◆ **EXCERPT TO READ**
With digital distribution growing, mail order rentals may soon be outdated
By Julia Boorstin
Netflix has a business model that's not long for this world. The online video rental company depends on customers playing DVDs and sending them back and forth in the mail. But in the day of digital downloads, waiting by the mailbox will seem old-fashioned at best.
So Netflix is investing $5 million to $10 million — this year alone — in new technologies.
“It’s definitely part of a larger strategy,” said Paul Bond a writer for Hollywood Reporter. “Netflix — their bread and butter is delivering DVDs by US Mail. And they don't plan on stopping that service anytime soon. They just plan on enhancing it.
One employee said the new service will be available before the end of the year. Netflix says, “Not so fast” and rushed to file with the SEC, clarifying that this box isn't the only option in the works. And it insists there's no definite timing — its hands are full with other projects.
“The hurdle Netflix has to clear is not only technological, but the business rights to all those movies,” said Bond.
Last year Netflix dumped plans for online movie downloads because of problems with licensing restrictions. And in 2004 Netflix teamed with TiVo for movies-on-demand, but so far, nothing's come of that deal yet.

◆ **TASK REQUIREMENTS**
- a) According to the article on Netflix, why is the company putting money into new technologies? Answer in one to three sentences.
- b) Answer these questions from the article on Netflix.
(i) How much is Netflix investing in new technologies this year?
(ii) Which publication does Paul Bond write for?
(iii) Which company did Netflix team with in 2004 for movies-on-demand?
The records that come next have no connection to the article on Netflix.

◆ **RAW DATA**
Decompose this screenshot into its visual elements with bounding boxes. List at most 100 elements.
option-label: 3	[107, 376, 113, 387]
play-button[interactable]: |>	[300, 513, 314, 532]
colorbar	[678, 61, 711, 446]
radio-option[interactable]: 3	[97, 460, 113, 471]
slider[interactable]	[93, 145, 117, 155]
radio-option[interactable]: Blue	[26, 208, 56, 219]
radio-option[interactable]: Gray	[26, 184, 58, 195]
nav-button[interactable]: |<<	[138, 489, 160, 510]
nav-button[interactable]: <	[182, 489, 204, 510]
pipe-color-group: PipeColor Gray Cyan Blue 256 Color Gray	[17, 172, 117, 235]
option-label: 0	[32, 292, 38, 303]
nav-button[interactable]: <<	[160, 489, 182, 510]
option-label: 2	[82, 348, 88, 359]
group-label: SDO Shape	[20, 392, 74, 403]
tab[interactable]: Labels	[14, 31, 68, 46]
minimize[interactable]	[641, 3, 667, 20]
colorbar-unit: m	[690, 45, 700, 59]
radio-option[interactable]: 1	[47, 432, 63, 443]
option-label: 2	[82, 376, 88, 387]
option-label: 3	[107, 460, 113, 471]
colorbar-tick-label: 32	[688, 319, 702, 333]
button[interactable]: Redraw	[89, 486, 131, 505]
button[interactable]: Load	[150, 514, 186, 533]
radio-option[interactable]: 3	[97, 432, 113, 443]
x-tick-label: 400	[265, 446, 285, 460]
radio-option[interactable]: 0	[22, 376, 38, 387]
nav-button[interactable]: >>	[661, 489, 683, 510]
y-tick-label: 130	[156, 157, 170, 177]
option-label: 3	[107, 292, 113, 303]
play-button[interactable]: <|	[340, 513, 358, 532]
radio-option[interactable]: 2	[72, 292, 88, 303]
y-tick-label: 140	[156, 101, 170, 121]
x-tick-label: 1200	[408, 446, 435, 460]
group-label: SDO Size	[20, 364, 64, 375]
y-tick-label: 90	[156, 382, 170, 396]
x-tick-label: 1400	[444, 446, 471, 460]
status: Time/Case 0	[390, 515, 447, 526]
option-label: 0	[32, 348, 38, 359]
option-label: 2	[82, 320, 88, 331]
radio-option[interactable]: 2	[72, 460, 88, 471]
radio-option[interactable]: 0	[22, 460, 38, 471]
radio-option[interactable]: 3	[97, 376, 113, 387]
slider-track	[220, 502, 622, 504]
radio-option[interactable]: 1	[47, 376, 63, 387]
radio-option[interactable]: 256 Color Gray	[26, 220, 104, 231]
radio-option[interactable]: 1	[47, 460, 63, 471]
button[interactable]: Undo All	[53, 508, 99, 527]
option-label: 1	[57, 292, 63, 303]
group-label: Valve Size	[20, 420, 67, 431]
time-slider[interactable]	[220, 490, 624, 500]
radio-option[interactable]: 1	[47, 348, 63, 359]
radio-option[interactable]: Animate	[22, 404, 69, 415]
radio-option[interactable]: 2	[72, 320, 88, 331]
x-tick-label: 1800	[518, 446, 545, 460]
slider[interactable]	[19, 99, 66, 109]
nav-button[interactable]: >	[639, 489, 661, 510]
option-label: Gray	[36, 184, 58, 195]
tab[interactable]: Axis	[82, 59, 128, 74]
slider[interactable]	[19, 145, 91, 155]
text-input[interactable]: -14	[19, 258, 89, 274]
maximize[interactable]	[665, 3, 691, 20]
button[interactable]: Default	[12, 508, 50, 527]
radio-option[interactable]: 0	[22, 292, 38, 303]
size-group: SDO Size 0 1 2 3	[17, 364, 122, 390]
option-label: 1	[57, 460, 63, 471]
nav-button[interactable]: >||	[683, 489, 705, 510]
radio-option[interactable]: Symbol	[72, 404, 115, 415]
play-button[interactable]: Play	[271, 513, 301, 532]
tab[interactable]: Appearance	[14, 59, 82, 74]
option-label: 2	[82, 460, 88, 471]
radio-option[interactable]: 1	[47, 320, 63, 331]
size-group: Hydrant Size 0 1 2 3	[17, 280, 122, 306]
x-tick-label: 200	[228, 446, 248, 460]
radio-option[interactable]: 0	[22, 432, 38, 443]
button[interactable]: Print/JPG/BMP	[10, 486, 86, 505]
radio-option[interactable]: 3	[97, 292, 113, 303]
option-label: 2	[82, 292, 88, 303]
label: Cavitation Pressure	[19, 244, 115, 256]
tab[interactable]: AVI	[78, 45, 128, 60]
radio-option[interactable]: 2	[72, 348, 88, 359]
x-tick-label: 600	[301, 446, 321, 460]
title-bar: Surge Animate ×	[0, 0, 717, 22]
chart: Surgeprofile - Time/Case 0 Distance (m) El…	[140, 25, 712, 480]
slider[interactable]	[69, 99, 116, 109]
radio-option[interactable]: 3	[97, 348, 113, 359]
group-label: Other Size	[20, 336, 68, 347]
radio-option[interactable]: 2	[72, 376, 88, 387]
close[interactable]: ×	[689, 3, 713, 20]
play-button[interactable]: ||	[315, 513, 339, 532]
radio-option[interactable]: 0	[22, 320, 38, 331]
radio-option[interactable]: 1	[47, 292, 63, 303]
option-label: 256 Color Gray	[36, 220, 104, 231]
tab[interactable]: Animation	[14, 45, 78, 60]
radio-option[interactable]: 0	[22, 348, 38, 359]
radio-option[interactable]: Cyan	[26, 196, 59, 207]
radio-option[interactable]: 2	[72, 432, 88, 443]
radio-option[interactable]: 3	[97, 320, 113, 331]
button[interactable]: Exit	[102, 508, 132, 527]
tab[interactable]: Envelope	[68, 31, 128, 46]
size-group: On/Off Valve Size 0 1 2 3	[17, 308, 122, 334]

◆ **SOLUTIONS TO THE PROBLEMS**
- a) Netflix's business depends on customers receiving DVDs and sending them back by mail, and with digital downloads growing, that model is likely to become outdated. Waiting by the mailbox will seem old-fashioned, so the company is investing $5 million to $10 million this year alone in new technologies.

- b)
(i) $5 million to $10 million
(ii) Hollywood Reporter
(iii) TiVo